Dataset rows
>> Start

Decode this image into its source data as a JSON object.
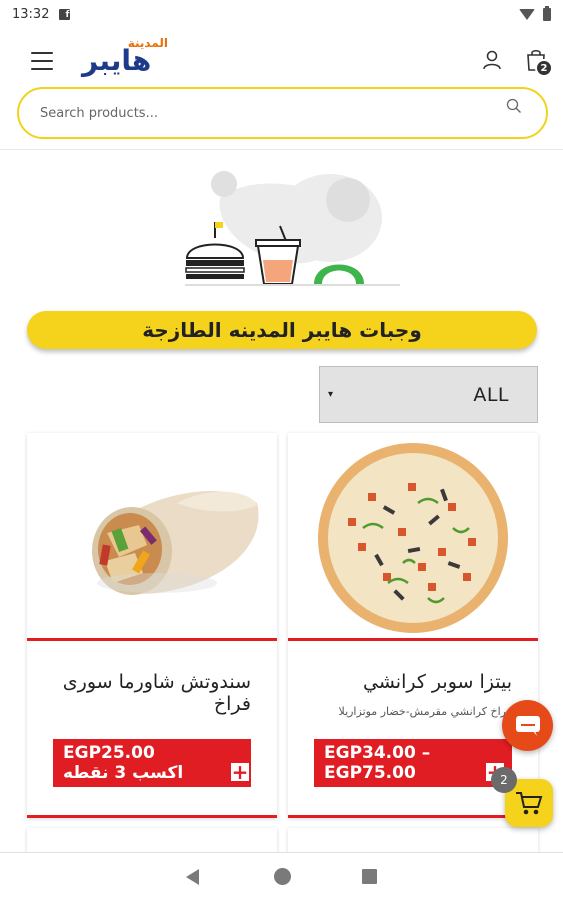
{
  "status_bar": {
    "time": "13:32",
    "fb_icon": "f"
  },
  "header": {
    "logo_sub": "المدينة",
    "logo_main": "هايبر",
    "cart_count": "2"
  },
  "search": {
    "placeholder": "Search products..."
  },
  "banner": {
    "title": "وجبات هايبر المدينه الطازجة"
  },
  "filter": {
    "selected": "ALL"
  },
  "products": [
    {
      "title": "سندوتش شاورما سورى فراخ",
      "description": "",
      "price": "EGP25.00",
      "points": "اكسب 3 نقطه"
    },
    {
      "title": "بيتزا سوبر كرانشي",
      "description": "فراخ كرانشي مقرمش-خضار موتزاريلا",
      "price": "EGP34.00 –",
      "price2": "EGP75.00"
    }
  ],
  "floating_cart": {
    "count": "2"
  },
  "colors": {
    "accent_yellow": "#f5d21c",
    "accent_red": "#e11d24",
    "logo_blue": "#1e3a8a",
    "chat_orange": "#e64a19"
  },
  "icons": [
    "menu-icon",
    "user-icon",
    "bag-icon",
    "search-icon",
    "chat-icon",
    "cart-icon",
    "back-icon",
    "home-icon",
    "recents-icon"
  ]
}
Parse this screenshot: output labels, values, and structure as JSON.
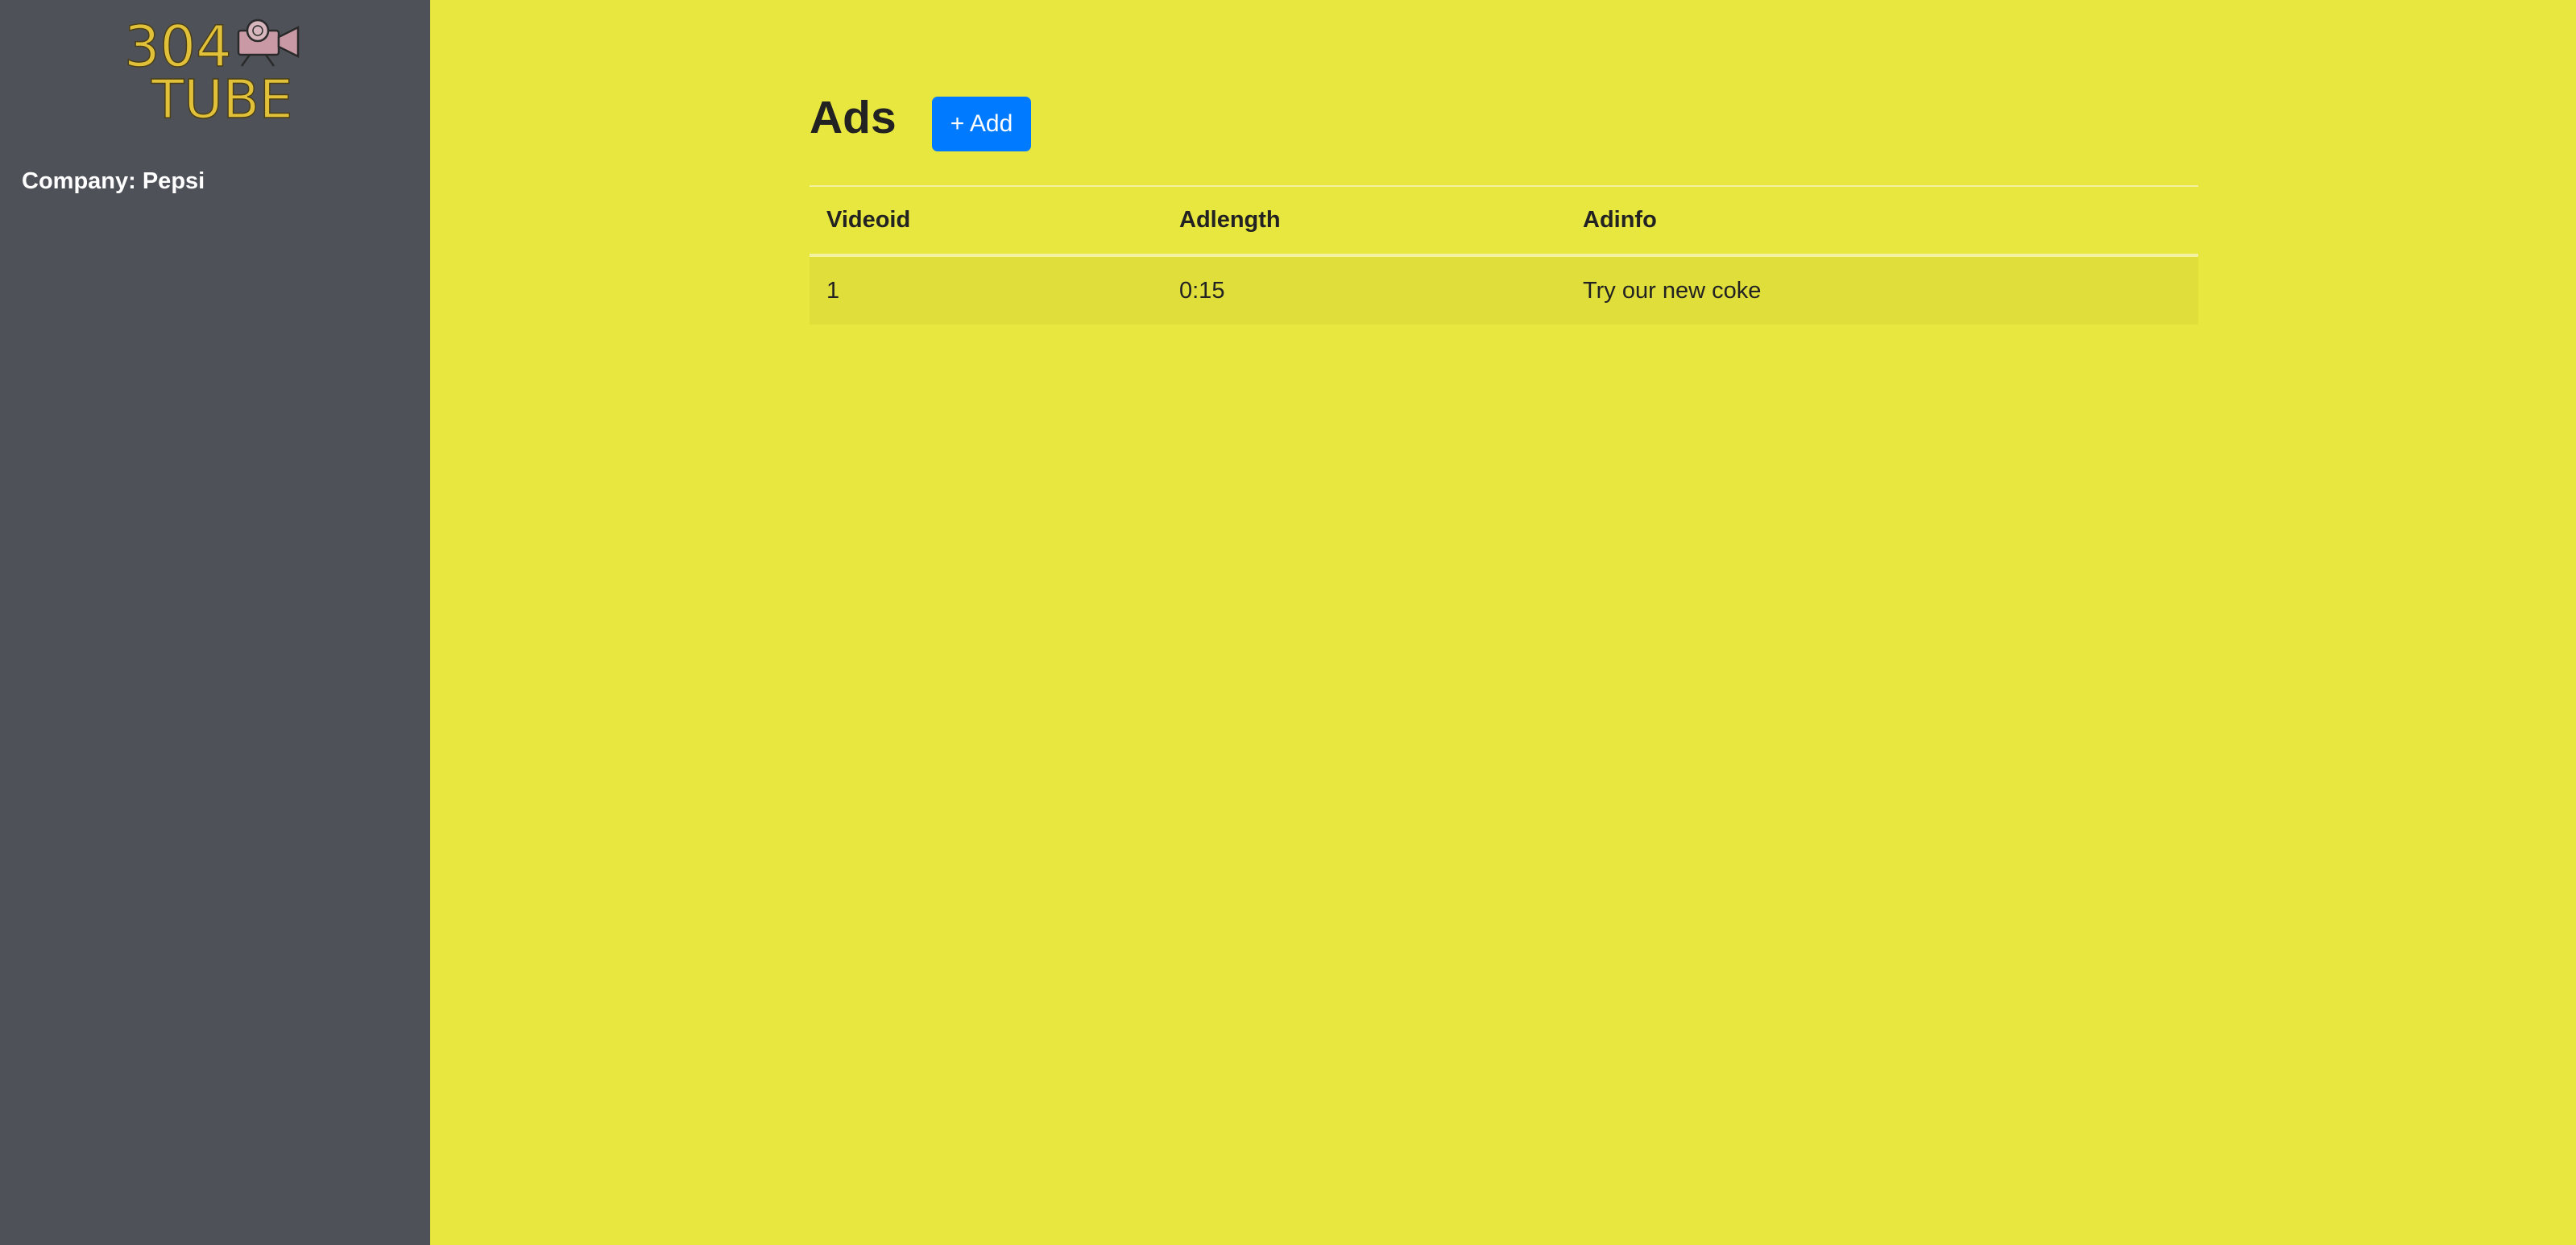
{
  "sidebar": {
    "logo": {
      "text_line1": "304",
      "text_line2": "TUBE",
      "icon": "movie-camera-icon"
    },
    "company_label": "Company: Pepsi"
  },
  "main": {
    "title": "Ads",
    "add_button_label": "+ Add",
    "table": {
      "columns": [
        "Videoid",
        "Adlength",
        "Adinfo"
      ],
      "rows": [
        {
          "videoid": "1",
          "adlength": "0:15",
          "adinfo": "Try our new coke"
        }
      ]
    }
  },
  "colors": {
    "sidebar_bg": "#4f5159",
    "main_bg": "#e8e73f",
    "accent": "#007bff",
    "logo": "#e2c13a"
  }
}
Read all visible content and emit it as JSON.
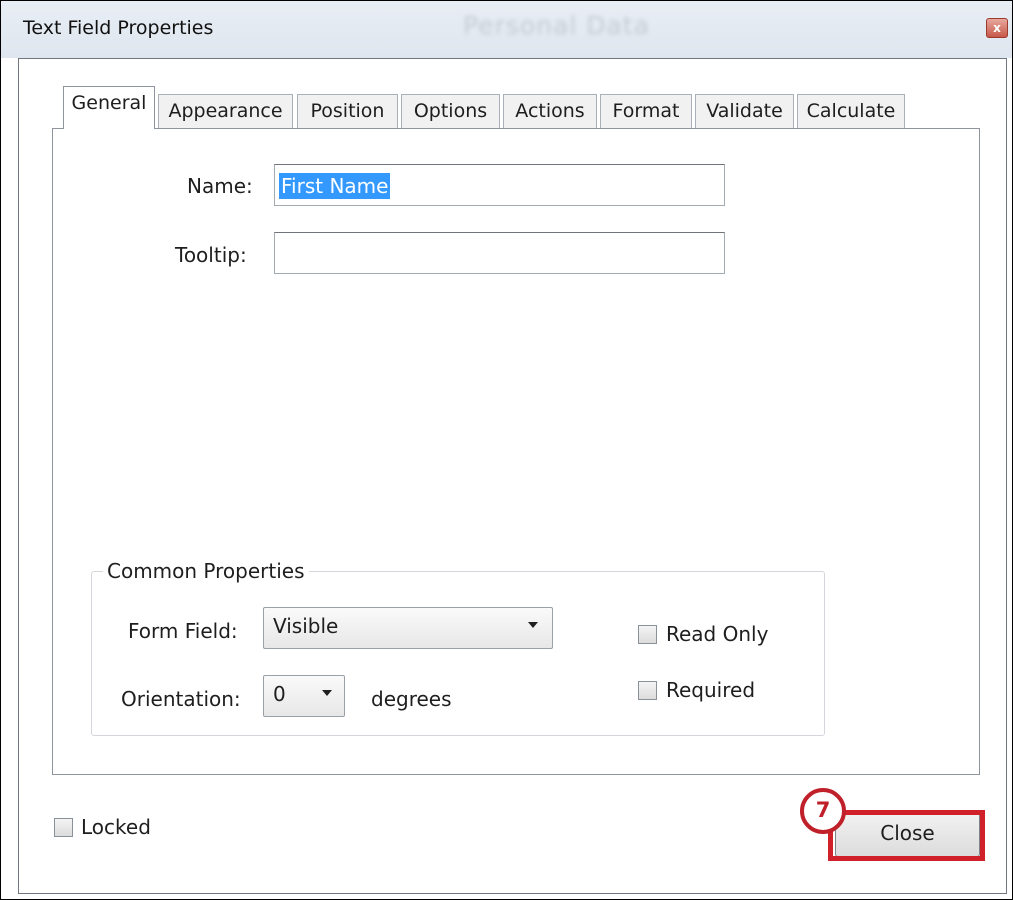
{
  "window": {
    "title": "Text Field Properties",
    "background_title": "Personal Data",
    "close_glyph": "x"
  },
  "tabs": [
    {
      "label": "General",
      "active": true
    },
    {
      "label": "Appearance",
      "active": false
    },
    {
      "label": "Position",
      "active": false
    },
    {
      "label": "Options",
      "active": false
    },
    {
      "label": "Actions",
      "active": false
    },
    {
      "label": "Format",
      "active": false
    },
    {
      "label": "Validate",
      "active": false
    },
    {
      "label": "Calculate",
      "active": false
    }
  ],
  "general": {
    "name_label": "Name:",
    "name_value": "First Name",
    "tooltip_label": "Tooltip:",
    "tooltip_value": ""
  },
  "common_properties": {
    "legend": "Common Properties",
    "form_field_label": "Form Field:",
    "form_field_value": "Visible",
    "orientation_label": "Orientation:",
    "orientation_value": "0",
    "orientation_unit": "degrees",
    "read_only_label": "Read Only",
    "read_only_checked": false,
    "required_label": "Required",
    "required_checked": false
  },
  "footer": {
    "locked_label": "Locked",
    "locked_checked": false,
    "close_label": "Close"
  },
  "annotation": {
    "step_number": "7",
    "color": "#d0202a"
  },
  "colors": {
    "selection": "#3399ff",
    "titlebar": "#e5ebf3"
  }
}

>> End

Go through the records. Copy each line where "Name" appears.

> [SOLUTION TO THIS TASK]
    "name_label": "Name:",
    "name_value": "First Name",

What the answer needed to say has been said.